## YOUR TASK
Verbatim output of all the material below is required.

## WORKING DATA

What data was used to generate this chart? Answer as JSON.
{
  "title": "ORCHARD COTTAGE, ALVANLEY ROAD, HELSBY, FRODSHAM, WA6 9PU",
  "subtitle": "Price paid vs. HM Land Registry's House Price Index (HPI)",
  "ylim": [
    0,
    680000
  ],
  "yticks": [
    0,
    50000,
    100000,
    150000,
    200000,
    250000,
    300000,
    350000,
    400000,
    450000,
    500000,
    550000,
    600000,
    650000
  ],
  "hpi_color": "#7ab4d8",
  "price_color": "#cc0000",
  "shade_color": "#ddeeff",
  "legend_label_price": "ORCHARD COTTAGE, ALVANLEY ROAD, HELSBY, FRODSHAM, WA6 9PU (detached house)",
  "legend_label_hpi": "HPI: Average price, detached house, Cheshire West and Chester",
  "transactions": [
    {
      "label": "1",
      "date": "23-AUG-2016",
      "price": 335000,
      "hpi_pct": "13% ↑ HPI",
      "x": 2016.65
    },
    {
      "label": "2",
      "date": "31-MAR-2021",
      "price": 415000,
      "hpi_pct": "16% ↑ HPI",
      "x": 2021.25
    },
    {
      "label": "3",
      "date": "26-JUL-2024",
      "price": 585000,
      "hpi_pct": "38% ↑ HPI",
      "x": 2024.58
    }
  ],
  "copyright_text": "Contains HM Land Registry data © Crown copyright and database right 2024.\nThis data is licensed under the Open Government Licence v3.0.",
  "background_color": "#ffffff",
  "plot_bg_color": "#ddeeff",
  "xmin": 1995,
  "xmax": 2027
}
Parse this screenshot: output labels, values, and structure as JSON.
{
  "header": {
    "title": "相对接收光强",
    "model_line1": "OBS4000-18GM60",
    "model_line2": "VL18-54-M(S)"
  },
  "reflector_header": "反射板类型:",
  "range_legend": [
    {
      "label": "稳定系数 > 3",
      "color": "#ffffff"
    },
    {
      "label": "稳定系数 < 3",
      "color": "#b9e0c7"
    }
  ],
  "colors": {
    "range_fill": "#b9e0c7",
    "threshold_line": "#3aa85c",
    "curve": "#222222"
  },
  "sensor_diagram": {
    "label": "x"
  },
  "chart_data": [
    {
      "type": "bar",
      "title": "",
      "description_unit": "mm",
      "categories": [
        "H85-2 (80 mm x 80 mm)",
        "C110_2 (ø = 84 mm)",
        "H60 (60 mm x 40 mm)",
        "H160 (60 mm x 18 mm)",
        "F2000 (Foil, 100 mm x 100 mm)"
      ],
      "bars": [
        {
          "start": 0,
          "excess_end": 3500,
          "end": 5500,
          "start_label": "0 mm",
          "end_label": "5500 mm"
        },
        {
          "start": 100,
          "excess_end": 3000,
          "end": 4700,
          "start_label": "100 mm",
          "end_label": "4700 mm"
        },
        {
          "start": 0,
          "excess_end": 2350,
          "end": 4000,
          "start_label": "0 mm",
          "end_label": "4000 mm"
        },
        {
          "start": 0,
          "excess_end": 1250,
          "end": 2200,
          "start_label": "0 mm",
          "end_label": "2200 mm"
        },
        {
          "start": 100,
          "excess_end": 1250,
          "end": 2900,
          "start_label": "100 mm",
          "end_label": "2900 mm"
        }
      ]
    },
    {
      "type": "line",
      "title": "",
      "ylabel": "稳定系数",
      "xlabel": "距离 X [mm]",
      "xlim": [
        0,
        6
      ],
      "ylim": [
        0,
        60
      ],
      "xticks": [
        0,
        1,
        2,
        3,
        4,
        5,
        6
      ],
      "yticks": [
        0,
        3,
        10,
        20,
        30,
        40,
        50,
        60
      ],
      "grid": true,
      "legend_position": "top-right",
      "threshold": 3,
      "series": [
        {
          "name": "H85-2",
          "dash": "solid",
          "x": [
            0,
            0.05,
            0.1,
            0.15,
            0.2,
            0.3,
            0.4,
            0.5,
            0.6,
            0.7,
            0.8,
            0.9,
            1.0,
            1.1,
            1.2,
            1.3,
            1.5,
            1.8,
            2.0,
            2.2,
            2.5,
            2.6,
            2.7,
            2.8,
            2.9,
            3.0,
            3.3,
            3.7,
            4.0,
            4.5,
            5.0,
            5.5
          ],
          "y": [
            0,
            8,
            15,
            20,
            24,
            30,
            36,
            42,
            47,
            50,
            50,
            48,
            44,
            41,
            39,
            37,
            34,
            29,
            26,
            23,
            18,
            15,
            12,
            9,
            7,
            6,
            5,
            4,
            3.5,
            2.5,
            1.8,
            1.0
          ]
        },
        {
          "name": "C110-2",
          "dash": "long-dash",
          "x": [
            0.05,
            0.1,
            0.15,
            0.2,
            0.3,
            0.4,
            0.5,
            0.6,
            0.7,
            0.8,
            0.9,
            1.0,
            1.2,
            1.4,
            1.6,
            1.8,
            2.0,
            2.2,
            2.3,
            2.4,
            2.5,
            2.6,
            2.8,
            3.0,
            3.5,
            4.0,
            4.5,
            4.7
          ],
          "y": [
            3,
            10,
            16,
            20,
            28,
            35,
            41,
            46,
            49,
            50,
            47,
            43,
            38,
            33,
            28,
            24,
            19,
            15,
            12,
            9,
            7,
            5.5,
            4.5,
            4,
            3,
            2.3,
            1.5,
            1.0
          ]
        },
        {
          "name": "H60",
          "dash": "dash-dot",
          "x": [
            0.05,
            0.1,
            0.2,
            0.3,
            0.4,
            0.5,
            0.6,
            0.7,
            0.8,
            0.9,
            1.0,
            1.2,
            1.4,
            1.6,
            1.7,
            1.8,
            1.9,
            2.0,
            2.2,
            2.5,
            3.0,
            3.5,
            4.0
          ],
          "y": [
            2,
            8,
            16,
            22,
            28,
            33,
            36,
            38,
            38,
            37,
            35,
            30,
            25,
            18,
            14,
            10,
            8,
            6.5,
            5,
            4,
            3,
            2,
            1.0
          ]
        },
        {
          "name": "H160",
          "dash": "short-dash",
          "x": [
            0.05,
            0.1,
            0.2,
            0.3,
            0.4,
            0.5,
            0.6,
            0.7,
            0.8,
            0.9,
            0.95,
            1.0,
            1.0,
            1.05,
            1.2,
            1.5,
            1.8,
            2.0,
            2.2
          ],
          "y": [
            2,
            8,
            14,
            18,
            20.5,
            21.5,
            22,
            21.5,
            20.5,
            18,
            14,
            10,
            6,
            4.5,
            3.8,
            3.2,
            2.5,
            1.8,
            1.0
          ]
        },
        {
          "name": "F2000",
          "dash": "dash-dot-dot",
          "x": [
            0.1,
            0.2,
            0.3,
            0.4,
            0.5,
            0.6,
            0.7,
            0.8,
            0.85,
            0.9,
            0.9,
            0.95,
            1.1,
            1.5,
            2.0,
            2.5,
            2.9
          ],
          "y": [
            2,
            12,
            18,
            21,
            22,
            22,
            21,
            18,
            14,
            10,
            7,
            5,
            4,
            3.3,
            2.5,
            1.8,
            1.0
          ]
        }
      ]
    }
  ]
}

## RESPONSE TO THIS EXERCISE
What data was used to generate this chart? Answer as JSON.
{
  "title": "ORCHARD COTTAGE, ALVANLEY ROAD, HELSBY, FRODSHAM, WA6 9PU",
  "subtitle": "Price paid vs. HM Land Registry's House Price Index (HPI)",
  "ylim": [
    0,
    680000
  ],
  "yticks": [
    0,
    50000,
    100000,
    150000,
    200000,
    250000,
    300000,
    350000,
    400000,
    450000,
    500000,
    550000,
    600000,
    650000
  ],
  "hpi_color": "#7ab4d8",
  "price_color": "#cc0000",
  "shade_color": "#ddeeff",
  "legend_label_price": "ORCHARD COTTAGE, ALVANLEY ROAD, HELSBY, FRODSHAM, WA6 9PU (detached house)",
  "legend_label_hpi": "HPI: Average price, detached house, Cheshire West and Chester",
  "transactions": [
    {
      "label": "1",
      "date": "23-AUG-2016",
      "price": 335000,
      "hpi_pct": "13% ↑ HPI",
      "x": 2016.65
    },
    {
      "label": "2",
      "date": "31-MAR-2021",
      "price": 415000,
      "hpi_pct": "16% ↑ HPI",
      "x": 2021.25
    },
    {
      "label": "3",
      "date": "26-JUL-2024",
      "price": 585000,
      "hpi_pct": "38% ↑ HPI",
      "x": 2024.58
    }
  ],
  "copyright_text": "Contains HM Land Registry data © Crown copyright and database right 2024.\nThis data is licensed under the Open Government Licence v3.0.",
  "background_color": "#ffffff",
  "plot_bg_color": "#ddeeff",
  "xmin": 1995,
  "xmax": 2027
}
Parse this screenshot: output labels, values, and structure as JSON.
{
  "header": {
    "title": "相对接收光强",
    "model_line1": "OBS4000-18GM60",
    "model_line2": "VL18-54-M(S)"
  },
  "reflector_header": "反射板类型:",
  "range_legend": [
    {
      "label": "稳定系数 > 3",
      "color": "#ffffff"
    },
    {
      "label": "稳定系数 < 3",
      "color": "#b9e0c7"
    }
  ],
  "colors": {
    "range_fill": "#b9e0c7",
    "threshold_line": "#3aa85c",
    "curve": "#222222"
  },
  "sensor_diagram": {
    "label": "x"
  },
  "chart_data": [
    {
      "type": "bar",
      "title": "",
      "description_unit": "mm",
      "categories": [
        "H85-2 (80 mm x 80 mm)",
        "C110_2 (ø = 84 mm)",
        "H60 (60 mm x 40 mm)",
        "H160 (60 mm x 18 mm)",
        "F2000 (Foil, 100 mm x 100 mm)"
      ],
      "bars": [
        {
          "start": 0,
          "excess_end": 3500,
          "end": 5500,
          "start_label": "0 mm",
          "end_label": "5500 mm"
        },
        {
          "start": 100,
          "excess_end": 3000,
          "end": 4700,
          "start_label": "100 mm",
          "end_label": "4700 mm"
        },
        {
          "start": 0,
          "excess_end": 2350,
          "end": 4000,
          "start_label": "0 mm",
          "end_label": "4000 mm"
        },
        {
          "start": 0,
          "excess_end": 1250,
          "end": 2200,
          "start_label": "0 mm",
          "end_label": "2200 mm"
        },
        {
          "start": 100,
          "excess_end": 1250,
          "end": 2900,
          "start_label": "100 mm",
          "end_label": "2900 mm"
        }
      ]
    },
    {
      "type": "line",
      "title": "",
      "ylabel": "稳定系数",
      "xlabel": "距离 X [mm]",
      "xlim": [
        0,
        6
      ],
      "ylim": [
        0,
        60
      ],
      "xticks": [
        0,
        1,
        2,
        3,
        4,
        5,
        6
      ],
      "yticks": [
        0,
        3,
        10,
        20,
        30,
        40,
        50,
        60
      ],
      "grid": true,
      "legend_position": "top-right",
      "threshold": 3,
      "series": [
        {
          "name": "H85-2",
          "dash": "solid",
          "x": [
            0,
            0.05,
            0.1,
            0.15,
            0.2,
            0.3,
            0.4,
            0.5,
            0.6,
            0.7,
            0.8,
            0.9,
            1.0,
            1.1,
            1.2,
            1.3,
            1.5,
            1.8,
            2.0,
            2.2,
            2.5,
            2.6,
            2.7,
            2.8,
            2.9,
            3.0,
            3.3,
            3.7,
            4.0,
            4.5,
            5.0,
            5.5
          ],
          "y": [
            0,
            8,
            15,
            20,
            24,
            30,
            36,
            42,
            47,
            50,
            50,
            48,
            44,
            41,
            39,
            37,
            34,
            29,
            26,
            23,
            18,
            15,
            12,
            9,
            7,
            6,
            5,
            4,
            3.5,
            2.5,
            1.8,
            1.0
          ]
        },
        {
          "name": "C110-2",
          "dash": "long-dash",
          "x": [
            0.05,
            0.1,
            0.15,
            0.2,
            0.3,
            0.4,
            0.5,
            0.6,
            0.7,
            0.8,
            0.9,
            1.0,
            1.2,
            1.4,
            1.6,
            1.8,
            2.0,
            2.2,
            2.3,
            2.4,
            2.5,
            2.6,
            2.8,
            3.0,
            3.5,
            4.0,
            4.5,
            4.7
          ],
          "y": [
            3,
            10,
            16,
            20,
            28,
            35,
            41,
            46,
            49,
            50,
            47,
            43,
            38,
            33,
            28,
            24,
            19,
            15,
            12,
            9,
            7,
            5.5,
            4.5,
            4,
            3,
            2.3,
            1.5,
            1.0
          ]
        },
        {
          "name": "H60",
          "dash": "dash-dot",
          "x": [
            0.05,
            0.1,
            0.2,
            0.3,
            0.4,
            0.5,
            0.6,
            0.7,
            0.8,
            0.9,
            1.0,
            1.2,
            1.4,
            1.6,
            1.7,
            1.8,
            1.9,
            2.0,
            2.2,
            2.5,
            3.0,
            3.5,
            4.0
          ],
          "y": [
            2,
            8,
            16,
            22,
            28,
            33,
            36,
            38,
            38,
            37,
            35,
            30,
            25,
            18,
            14,
            10,
            8,
            6.5,
            5,
            4,
            3,
            2,
            1.0
          ]
        },
        {
          "name": "H160",
          "dash": "short-dash",
          "x": [
            0.05,
            0.1,
            0.2,
            0.3,
            0.4,
            0.5,
            0.6,
            0.7,
            0.8,
            0.9,
            0.95,
            1.0,
            1.0,
            1.05,
            1.2,
            1.5,
            1.8,
            2.0,
            2.2
          ],
          "y": [
            2,
            8,
            14,
            18,
            20.5,
            21.5,
            22,
            21.5,
            20.5,
            18,
            14,
            10,
            6,
            4.5,
            3.8,
            3.2,
            2.5,
            1.8,
            1.0
          ]
        },
        {
          "name": "F2000",
          "dash": "dash-dot-dot",
          "x": [
            0.1,
            0.2,
            0.3,
            0.4,
            0.5,
            0.6,
            0.7,
            0.8,
            0.85,
            0.9,
            0.9,
            0.95,
            1.1,
            1.5,
            2.0,
            2.5,
            2.9
          ],
          "y": [
            2,
            12,
            18,
            21,
            22,
            22,
            21,
            18,
            14,
            10,
            7,
            5,
            4,
            3.3,
            2.5,
            1.8,
            1.0
          ]
        }
      ]
    }
  ]
}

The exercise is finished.